Problem to work on: Work through the material below and count the lines holding the word "name"; give that count and nothing more.

Recorded data:
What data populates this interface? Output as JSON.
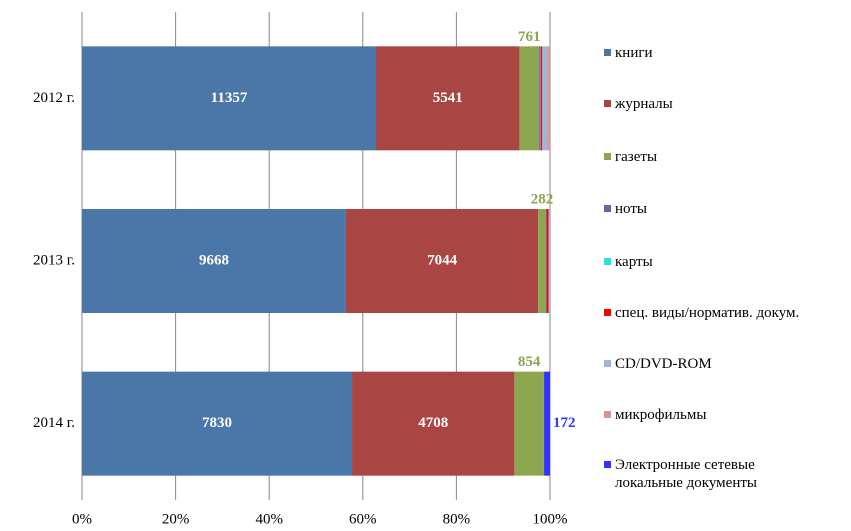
{
  "chart_data": {
    "type": "stacked-bar-100",
    "orientation": "horizontal",
    "categories": [
      "2012 г.",
      "2013 г.",
      "2014 г."
    ],
    "series": [
      {
        "name": "книги",
        "color": "#4a76a8",
        "values": [
          11357,
          9668,
          7830
        ],
        "data_labels": [
          true,
          true,
          true
        ]
      },
      {
        "name": "журналы",
        "color": "#a94644",
        "values": [
          5541,
          7044,
          4708
        ],
        "data_labels": [
          true,
          true,
          true
        ]
      },
      {
        "name": "газеты",
        "color": "#8ba64f",
        "values": [
          761,
          282,
          854
        ],
        "data_labels": [
          true,
          true,
          true
        ]
      },
      {
        "name": "ноты",
        "color": "#7460a0",
        "values": [
          60,
          40,
          6
        ],
        "data_labels": [
          false,
          false,
          false
        ]
      },
      {
        "name": "карты",
        "color": "#22e0f0",
        "values": [
          10,
          0,
          0
        ],
        "data_labels": [
          false,
          false,
          false
        ]
      },
      {
        "name": "спец. виды/норматив. докум.",
        "color": "#ff0000",
        "values": [
          50,
          60,
          0
        ],
        "data_labels": [
          false,
          false,
          false
        ]
      },
      {
        "name": "CD/DVD-ROM",
        "color": "#9fb4d8",
        "values": [
          200,
          30,
          0
        ],
        "data_labels": [
          false,
          false,
          false
        ]
      },
      {
        "name": "микрофильмы",
        "color": "#d99594",
        "values": [
          100,
          20,
          0
        ],
        "data_labels": [
          false,
          false,
          false
        ]
      },
      {
        "name": "Электронные сетевые локальные документы",
        "color": "#3333ff",
        "values": [
          0,
          0,
          172
        ],
        "data_labels": [
          false,
          false,
          true
        ]
      }
    ],
    "xlim": [
      0,
      100
    ],
    "xticks": [
      {
        "value": 0,
        "label": "0%"
      },
      {
        "value": 20,
        "label": "20%"
      },
      {
        "value": 40,
        "label": "40%"
      },
      {
        "value": 60,
        "label": "60%"
      },
      {
        "value": 80,
        "label": "80%"
      },
      {
        "value": 100,
        "label": "100%"
      }
    ],
    "grid": true,
    "legend": "right"
  }
}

Worked answer: 9